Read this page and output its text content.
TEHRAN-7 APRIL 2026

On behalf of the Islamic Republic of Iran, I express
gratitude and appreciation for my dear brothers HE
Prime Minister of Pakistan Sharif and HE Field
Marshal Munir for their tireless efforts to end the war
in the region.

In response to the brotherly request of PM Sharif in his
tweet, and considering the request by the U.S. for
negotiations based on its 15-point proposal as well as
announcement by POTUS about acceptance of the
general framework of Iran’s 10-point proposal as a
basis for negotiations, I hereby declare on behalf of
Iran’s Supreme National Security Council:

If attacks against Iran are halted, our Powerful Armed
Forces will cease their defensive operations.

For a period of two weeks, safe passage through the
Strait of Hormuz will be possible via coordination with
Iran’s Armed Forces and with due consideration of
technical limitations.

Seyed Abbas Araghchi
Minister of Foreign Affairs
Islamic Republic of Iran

________________________

Requirements =>
Every entry must be output again, exactly as written above.

Complete output =>
Read this page and output its text content.
TEHRAN-7 APRIL 2026

On behalf of the Islamic Republic of Iran, I express
gratitude and appreciation for my dear brothers HE
Prime Minister of Pakistan Sharif and HE Field
Marshal Munir for their tireless efforts to end the war
in the region.

In response to the brotherly request of PM Sharif in his
tweet, and considering the request by the U.S. for
negotiations based on its 15-point proposal as well as
announcement by POTUS about acceptance of the
general framework of Iran’s 10-point proposal as a
basis for negotiations, I hereby declare on behalf of
Iran’s Supreme National Security Council:

If attacks against Iran are halted, our Powerful Armed
Forces will cease their defensive operations.

For a period of two weeks, safe passage through the
Strait of Hormuz will be possible via coordination with
Iran’s Armed Forces and with due consideration of
technical limitations.

Seyed Abbas Araghchi
Minister of Foreign Affairs
Islamic Republic of Iran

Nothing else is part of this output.